**Exercise goal:** Output an exact reproduction of the data.

**Data provided:**
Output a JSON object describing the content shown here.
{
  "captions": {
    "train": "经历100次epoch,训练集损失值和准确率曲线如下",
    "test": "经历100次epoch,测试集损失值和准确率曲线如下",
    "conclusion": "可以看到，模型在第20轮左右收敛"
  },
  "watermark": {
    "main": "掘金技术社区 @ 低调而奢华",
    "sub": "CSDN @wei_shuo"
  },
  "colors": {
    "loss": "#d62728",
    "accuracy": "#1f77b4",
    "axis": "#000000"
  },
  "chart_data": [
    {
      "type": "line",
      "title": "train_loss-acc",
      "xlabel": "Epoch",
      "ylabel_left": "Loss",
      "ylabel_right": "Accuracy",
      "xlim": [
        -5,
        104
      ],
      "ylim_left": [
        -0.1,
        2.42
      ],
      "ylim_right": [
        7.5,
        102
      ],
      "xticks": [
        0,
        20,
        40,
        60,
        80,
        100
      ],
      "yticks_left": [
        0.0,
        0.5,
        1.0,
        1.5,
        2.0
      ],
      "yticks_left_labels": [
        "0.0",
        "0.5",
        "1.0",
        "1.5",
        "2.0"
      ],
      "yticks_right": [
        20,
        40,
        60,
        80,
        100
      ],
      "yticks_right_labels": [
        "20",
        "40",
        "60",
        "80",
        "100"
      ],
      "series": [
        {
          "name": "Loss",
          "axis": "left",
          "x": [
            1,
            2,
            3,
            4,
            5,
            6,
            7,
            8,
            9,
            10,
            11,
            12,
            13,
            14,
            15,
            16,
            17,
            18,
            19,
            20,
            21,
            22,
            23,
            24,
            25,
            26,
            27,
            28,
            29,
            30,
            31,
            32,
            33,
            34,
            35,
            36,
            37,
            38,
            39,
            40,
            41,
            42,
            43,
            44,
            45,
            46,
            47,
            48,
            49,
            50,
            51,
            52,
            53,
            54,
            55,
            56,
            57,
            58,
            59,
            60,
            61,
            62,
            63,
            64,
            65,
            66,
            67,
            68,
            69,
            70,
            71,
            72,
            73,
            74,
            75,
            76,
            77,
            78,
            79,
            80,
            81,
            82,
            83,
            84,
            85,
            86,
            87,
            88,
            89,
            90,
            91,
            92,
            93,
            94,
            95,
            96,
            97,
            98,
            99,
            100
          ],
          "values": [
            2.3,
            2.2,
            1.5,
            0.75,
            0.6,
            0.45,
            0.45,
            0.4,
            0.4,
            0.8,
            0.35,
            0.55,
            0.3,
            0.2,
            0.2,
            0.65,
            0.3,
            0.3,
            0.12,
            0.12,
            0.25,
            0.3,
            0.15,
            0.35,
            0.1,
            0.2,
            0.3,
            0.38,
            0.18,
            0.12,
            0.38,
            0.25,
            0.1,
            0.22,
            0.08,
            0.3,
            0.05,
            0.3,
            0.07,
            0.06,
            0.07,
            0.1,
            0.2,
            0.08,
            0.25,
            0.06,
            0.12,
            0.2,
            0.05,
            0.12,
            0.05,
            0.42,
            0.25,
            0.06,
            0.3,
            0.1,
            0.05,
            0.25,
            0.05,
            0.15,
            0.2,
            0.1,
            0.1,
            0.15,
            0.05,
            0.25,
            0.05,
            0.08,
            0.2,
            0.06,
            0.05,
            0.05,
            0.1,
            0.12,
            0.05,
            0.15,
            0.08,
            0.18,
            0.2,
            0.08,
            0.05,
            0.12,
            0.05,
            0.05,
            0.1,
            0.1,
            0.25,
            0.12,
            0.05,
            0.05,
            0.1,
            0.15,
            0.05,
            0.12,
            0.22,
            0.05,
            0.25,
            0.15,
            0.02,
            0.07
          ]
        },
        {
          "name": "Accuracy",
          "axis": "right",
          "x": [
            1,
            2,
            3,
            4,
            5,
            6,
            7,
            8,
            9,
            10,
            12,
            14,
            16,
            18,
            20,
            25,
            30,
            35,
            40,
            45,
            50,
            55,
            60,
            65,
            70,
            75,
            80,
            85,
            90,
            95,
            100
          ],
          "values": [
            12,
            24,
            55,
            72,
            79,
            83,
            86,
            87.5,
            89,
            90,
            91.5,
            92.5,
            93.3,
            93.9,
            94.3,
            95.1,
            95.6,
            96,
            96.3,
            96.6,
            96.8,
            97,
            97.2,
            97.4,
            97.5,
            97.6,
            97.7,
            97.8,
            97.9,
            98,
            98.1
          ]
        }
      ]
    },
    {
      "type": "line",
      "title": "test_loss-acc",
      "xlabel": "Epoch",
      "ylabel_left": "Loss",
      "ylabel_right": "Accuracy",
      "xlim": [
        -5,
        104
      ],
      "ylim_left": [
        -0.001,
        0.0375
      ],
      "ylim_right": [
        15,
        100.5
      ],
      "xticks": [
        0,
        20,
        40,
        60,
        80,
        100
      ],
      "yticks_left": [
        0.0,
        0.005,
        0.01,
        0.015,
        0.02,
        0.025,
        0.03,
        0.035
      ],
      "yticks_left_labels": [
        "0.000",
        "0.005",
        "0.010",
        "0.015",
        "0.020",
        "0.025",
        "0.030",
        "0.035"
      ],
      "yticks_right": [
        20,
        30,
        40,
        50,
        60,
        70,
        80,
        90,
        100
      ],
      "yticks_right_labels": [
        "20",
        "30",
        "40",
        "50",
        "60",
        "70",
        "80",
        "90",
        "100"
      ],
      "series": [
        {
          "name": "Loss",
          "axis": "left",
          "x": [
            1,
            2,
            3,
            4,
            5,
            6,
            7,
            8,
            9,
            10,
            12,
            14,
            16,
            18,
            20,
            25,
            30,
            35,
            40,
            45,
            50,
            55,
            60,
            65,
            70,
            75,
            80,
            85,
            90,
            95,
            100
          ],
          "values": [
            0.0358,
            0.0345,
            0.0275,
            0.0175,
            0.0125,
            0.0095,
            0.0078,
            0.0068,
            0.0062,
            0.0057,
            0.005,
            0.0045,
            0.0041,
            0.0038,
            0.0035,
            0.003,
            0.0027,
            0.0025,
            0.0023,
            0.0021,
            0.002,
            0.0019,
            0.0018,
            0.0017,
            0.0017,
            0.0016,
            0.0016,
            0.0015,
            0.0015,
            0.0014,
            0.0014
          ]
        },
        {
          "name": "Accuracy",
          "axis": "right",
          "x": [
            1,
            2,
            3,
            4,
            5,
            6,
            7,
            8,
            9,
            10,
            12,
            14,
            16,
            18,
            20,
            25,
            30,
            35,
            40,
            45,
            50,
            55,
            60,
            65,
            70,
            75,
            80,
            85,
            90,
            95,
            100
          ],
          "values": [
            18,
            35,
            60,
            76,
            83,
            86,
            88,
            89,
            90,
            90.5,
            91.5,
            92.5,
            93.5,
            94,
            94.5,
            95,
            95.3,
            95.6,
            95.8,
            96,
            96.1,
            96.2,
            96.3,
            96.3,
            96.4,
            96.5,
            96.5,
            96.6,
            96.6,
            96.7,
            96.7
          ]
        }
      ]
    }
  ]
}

**Final answer:**
Output a JSON object describing the content shown here.
{
  "captions": {
    "train": "经历100次epoch,训练集损失值和准确率曲线如下",
    "test": "经历100次epoch,测试集损失值和准确率曲线如下",
    "conclusion": "可以看到，模型在第20轮左右收敛"
  },
  "watermark": {
    "main": "掘金技术社区 @ 低调而奢华",
    "sub": "CSDN @wei_shuo"
  },
  "colors": {
    "loss": "#d62728",
    "accuracy": "#1f77b4",
    "axis": "#000000"
  },
  "chart_data": [
    {
      "type": "line",
      "title": "train_loss-acc",
      "xlabel": "Epoch",
      "ylabel_left": "Loss",
      "ylabel_right": "Accuracy",
      "xlim": [
        -5,
        104
      ],
      "ylim_left": [
        -0.1,
        2.42
      ],
      "ylim_right": [
        7.5,
        102
      ],
      "xticks": [
        0,
        20,
        40,
        60,
        80,
        100
      ],
      "yticks_left": [
        0.0,
        0.5,
        1.0,
        1.5,
        2.0
      ],
      "yticks_left_labels": [
        "0.0",
        "0.5",
        "1.0",
        "1.5",
        "2.0"
      ],
      "yticks_right": [
        20,
        40,
        60,
        80,
        100
      ],
      "yticks_right_labels": [
        "20",
        "40",
        "60",
        "80",
        "100"
      ],
      "series": [
        {
          "name": "Loss",
          "axis": "left",
          "x": [
            1,
            2,
            3,
            4,
            5,
            6,
            7,
            8,
            9,
            10,
            11,
            12,
            13,
            14,
            15,
            16,
            17,
            18,
            19,
            20,
            21,
            22,
            23,
            24,
            25,
            26,
            27,
            28,
            29,
            30,
            31,
            32,
            33,
            34,
            35,
            36,
            37,
            38,
            39,
            40,
            41,
            42,
            43,
            44,
            45,
            46,
            47,
            48,
            49,
            50,
            51,
            52,
            53,
            54,
            55,
            56,
            57,
            58,
            59,
            60,
            61,
            62,
            63,
            64,
            65,
            66,
            67,
            68,
            69,
            70,
            71,
            72,
            73,
            74,
            75,
            76,
            77,
            78,
            79,
            80,
            81,
            82,
            83,
            84,
            85,
            86,
            87,
            88,
            89,
            90,
            91,
            92,
            93,
            94,
            95,
            96,
            97,
            98,
            99,
            100
          ],
          "values": [
            2.3,
            2.2,
            1.5,
            0.75,
            0.6,
            0.45,
            0.45,
            0.4,
            0.4,
            0.8,
            0.35,
            0.55,
            0.3,
            0.2,
            0.2,
            0.65,
            0.3,
            0.3,
            0.12,
            0.12,
            0.25,
            0.3,
            0.15,
            0.35,
            0.1,
            0.2,
            0.3,
            0.38,
            0.18,
            0.12,
            0.38,
            0.25,
            0.1,
            0.22,
            0.08,
            0.3,
            0.05,
            0.3,
            0.07,
            0.06,
            0.07,
            0.1,
            0.2,
            0.08,
            0.25,
            0.06,
            0.12,
            0.2,
            0.05,
            0.12,
            0.05,
            0.42,
            0.25,
            0.06,
            0.3,
            0.1,
            0.05,
            0.25,
            0.05,
            0.15,
            0.2,
            0.1,
            0.1,
            0.15,
            0.05,
            0.25,
            0.05,
            0.08,
            0.2,
            0.06,
            0.05,
            0.05,
            0.1,
            0.12,
            0.05,
            0.15,
            0.08,
            0.18,
            0.2,
            0.08,
            0.05,
            0.12,
            0.05,
            0.05,
            0.1,
            0.1,
            0.25,
            0.12,
            0.05,
            0.05,
            0.1,
            0.15,
            0.05,
            0.12,
            0.22,
            0.05,
            0.25,
            0.15,
            0.02,
            0.07
          ]
        },
        {
          "name": "Accuracy",
          "axis": "right",
          "x": [
            1,
            2,
            3,
            4,
            5,
            6,
            7,
            8,
            9,
            10,
            12,
            14,
            16,
            18,
            20,
            25,
            30,
            35,
            40,
            45,
            50,
            55,
            60,
            65,
            70,
            75,
            80,
            85,
            90,
            95,
            100
          ],
          "values": [
            12,
            24,
            55,
            72,
            79,
            83,
            86,
            87.5,
            89,
            90,
            91.5,
            92.5,
            93.3,
            93.9,
            94.3,
            95.1,
            95.6,
            96,
            96.3,
            96.6,
            96.8,
            97,
            97.2,
            97.4,
            97.5,
            97.6,
            97.7,
            97.8,
            97.9,
            98,
            98.1
          ]
        }
      ]
    },
    {
      "type": "line",
      "title": "test_loss-acc",
      "xlabel": "Epoch",
      "ylabel_left": "Loss",
      "ylabel_right": "Accuracy",
      "xlim": [
        -5,
        104
      ],
      "ylim_left": [
        -0.001,
        0.0375
      ],
      "ylim_right": [
        15,
        100.5
      ],
      "xticks": [
        0,
        20,
        40,
        60,
        80,
        100
      ],
      "yticks_left": [
        0.0,
        0.005,
        0.01,
        0.015,
        0.02,
        0.025,
        0.03,
        0.035
      ],
      "yticks_left_labels": [
        "0.000",
        "0.005",
        "0.010",
        "0.015",
        "0.020",
        "0.025",
        "0.030",
        "0.035"
      ],
      "yticks_right": [
        20,
        30,
        40,
        50,
        60,
        70,
        80,
        90,
        100
      ],
      "yticks_right_labels": [
        "20",
        "30",
        "40",
        "50",
        "60",
        "70",
        "80",
        "90",
        "100"
      ],
      "series": [
        {
          "name": "Loss",
          "axis": "left",
          "x": [
            1,
            2,
            3,
            4,
            5,
            6,
            7,
            8,
            9,
            10,
            12,
            14,
            16,
            18,
            20,
            25,
            30,
            35,
            40,
            45,
            50,
            55,
            60,
            65,
            70,
            75,
            80,
            85,
            90,
            95,
            100
          ],
          "values": [
            0.0358,
            0.0345,
            0.0275,
            0.0175,
            0.0125,
            0.0095,
            0.0078,
            0.0068,
            0.0062,
            0.0057,
            0.005,
            0.0045,
            0.0041,
            0.0038,
            0.0035,
            0.003,
            0.0027,
            0.0025,
            0.0023,
            0.0021,
            0.002,
            0.0019,
            0.0018,
            0.0017,
            0.0017,
            0.0016,
            0.0016,
            0.0015,
            0.0015,
            0.0014,
            0.0014
          ]
        },
        {
          "name": "Accuracy",
          "axis": "right",
          "x": [
            1,
            2,
            3,
            4,
            5,
            6,
            7,
            8,
            9,
            10,
            12,
            14,
            16,
            18,
            20,
            25,
            30,
            35,
            40,
            45,
            50,
            55,
            60,
            65,
            70,
            75,
            80,
            85,
            90,
            95,
            100
          ],
          "values": [
            18,
            35,
            60,
            76,
            83,
            86,
            88,
            89,
            90,
            90.5,
            91.5,
            92.5,
            93.5,
            94,
            94.5,
            95,
            95.3,
            95.6,
            95.8,
            96,
            96.1,
            96.2,
            96.3,
            96.3,
            96.4,
            96.5,
            96.5,
            96.6,
            96.6,
            96.7,
            96.7
          ]
        }
      ]
    }
  ]
}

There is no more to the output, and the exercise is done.